● WHAT NEEDS TO BE DONE
Copy out all of the material exactly.

● INFORMATION PROVIDED
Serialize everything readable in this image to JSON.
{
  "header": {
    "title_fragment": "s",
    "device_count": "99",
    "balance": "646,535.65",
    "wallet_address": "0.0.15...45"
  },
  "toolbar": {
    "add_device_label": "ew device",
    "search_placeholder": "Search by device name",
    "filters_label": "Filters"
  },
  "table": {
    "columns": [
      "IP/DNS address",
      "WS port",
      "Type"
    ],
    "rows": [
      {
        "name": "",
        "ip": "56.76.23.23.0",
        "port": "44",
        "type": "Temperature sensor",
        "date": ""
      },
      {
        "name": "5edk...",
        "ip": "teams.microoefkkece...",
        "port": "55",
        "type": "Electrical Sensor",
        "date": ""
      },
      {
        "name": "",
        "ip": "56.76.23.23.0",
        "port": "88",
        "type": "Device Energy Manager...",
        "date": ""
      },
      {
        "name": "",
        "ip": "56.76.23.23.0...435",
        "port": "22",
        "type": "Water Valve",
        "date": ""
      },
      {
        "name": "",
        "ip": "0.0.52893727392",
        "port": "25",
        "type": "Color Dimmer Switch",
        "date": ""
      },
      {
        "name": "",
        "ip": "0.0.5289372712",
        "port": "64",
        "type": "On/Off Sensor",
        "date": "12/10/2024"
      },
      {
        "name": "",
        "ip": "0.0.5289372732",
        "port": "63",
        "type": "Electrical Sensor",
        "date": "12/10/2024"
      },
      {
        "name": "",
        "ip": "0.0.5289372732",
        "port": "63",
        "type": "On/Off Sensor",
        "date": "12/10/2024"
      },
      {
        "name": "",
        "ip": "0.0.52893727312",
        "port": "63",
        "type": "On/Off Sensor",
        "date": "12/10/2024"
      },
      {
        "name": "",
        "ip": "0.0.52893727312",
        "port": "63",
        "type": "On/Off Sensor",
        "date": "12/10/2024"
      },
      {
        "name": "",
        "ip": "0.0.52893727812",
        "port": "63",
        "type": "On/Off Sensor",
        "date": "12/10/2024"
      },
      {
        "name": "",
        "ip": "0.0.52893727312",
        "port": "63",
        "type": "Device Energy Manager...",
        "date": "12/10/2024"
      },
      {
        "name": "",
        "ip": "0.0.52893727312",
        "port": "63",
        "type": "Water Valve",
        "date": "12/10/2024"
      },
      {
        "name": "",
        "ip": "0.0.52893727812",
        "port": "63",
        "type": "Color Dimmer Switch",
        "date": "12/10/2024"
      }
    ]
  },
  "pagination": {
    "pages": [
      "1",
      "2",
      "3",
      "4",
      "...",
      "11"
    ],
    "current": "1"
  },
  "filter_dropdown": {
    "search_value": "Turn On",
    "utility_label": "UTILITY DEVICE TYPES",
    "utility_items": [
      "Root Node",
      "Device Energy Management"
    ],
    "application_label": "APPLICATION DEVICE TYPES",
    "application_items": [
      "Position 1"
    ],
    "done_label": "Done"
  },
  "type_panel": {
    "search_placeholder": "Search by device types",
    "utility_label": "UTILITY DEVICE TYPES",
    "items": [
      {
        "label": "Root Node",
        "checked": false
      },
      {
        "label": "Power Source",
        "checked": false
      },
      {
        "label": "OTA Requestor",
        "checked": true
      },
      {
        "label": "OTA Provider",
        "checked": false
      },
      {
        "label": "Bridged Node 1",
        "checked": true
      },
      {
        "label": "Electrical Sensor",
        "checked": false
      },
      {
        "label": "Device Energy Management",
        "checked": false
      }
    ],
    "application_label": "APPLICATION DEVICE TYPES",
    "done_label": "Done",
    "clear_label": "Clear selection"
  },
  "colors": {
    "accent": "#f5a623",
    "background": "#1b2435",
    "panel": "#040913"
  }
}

● RESPONSE TO THE EXERCISE
Serialize everything readable in this image to JSON.
{
  "header": {
    "title_fragment": "s",
    "device_count": "99",
    "balance": "646,535.65",
    "wallet_address": "0.0.15...45"
  },
  "toolbar": {
    "add_device_label": "ew device",
    "search_placeholder": "Search by device name",
    "filters_label": "Filters"
  },
  "table": {
    "columns": [
      "IP/DNS address",
      "WS port",
      "Type"
    ],
    "rows": [
      {
        "name": "",
        "ip": "56.76.23.23.0",
        "port": "44",
        "type": "Temperature sensor",
        "date": ""
      },
      {
        "name": "5edk...",
        "ip": "teams.microoefkkece...",
        "port": "55",
        "type": "Electrical Sensor",
        "date": ""
      },
      {
        "name": "",
        "ip": "56.76.23.23.0",
        "port": "88",
        "type": "Device Energy Manager...",
        "date": ""
      },
      {
        "name": "",
        "ip": "56.76.23.23.0...435",
        "port": "22",
        "type": "Water Valve",
        "date": ""
      },
      {
        "name": "",
        "ip": "0.0.52893727392",
        "port": "25",
        "type": "Color Dimmer Switch",
        "date": ""
      },
      {
        "name": "",
        "ip": "0.0.5289372712",
        "port": "64",
        "type": "On/Off Sensor",
        "date": "12/10/2024"
      },
      {
        "name": "",
        "ip": "0.0.5289372732",
        "port": "63",
        "type": "Electrical Sensor",
        "date": "12/10/2024"
      },
      {
        "name": "",
        "ip": "0.0.5289372732",
        "port": "63",
        "type": "On/Off Sensor",
        "date": "12/10/2024"
      },
      {
        "name": "",
        "ip": "0.0.52893727312",
        "port": "63",
        "type": "On/Off Sensor",
        "date": "12/10/2024"
      },
      {
        "name": "",
        "ip": "0.0.52893727312",
        "port": "63",
        "type": "On/Off Sensor",
        "date": "12/10/2024"
      },
      {
        "name": "",
        "ip": "0.0.52893727812",
        "port": "63",
        "type": "On/Off Sensor",
        "date": "12/10/2024"
      },
      {
        "name": "",
        "ip": "0.0.52893727312",
        "port": "63",
        "type": "Device Energy Manager...",
        "date": "12/10/2024"
      },
      {
        "name": "",
        "ip": "0.0.52893727312",
        "port": "63",
        "type": "Water Valve",
        "date": "12/10/2024"
      },
      {
        "name": "",
        "ip": "0.0.52893727812",
        "port": "63",
        "type": "Color Dimmer Switch",
        "date": "12/10/2024"
      }
    ]
  },
  "pagination": {
    "pages": [
      "1",
      "2",
      "3",
      "4",
      "...",
      "11"
    ],
    "current": "1"
  },
  "filter_dropdown": {
    "search_value": "Turn On",
    "utility_label": "UTILITY DEVICE TYPES",
    "utility_items": [
      "Root Node",
      "Device Energy Management"
    ],
    "application_label": "APPLICATION DEVICE TYPES",
    "application_items": [
      "Position 1"
    ],
    "done_label": "Done"
  },
  "type_panel": {
    "search_placeholder": "Search by device types",
    "utility_label": "UTILITY DEVICE TYPES",
    "items": [
      {
        "label": "Root Node",
        "checked": false
      },
      {
        "label": "Power Source",
        "checked": false
      },
      {
        "label": "OTA Requestor",
        "checked": true
      },
      {
        "label": "OTA Provider",
        "checked": false
      },
      {
        "label": "Bridged Node 1",
        "checked": true
      },
      {
        "label": "Electrical Sensor",
        "checked": false
      },
      {
        "label": "Device Energy Management",
        "checked": false
      }
    ],
    "application_label": "APPLICATION DEVICE TYPES",
    "done_label": "Done",
    "clear_label": "Clear selection"
  },
  "colors": {
    "accent": "#f5a623",
    "background": "#1b2435",
    "panel": "#040913"
  }
}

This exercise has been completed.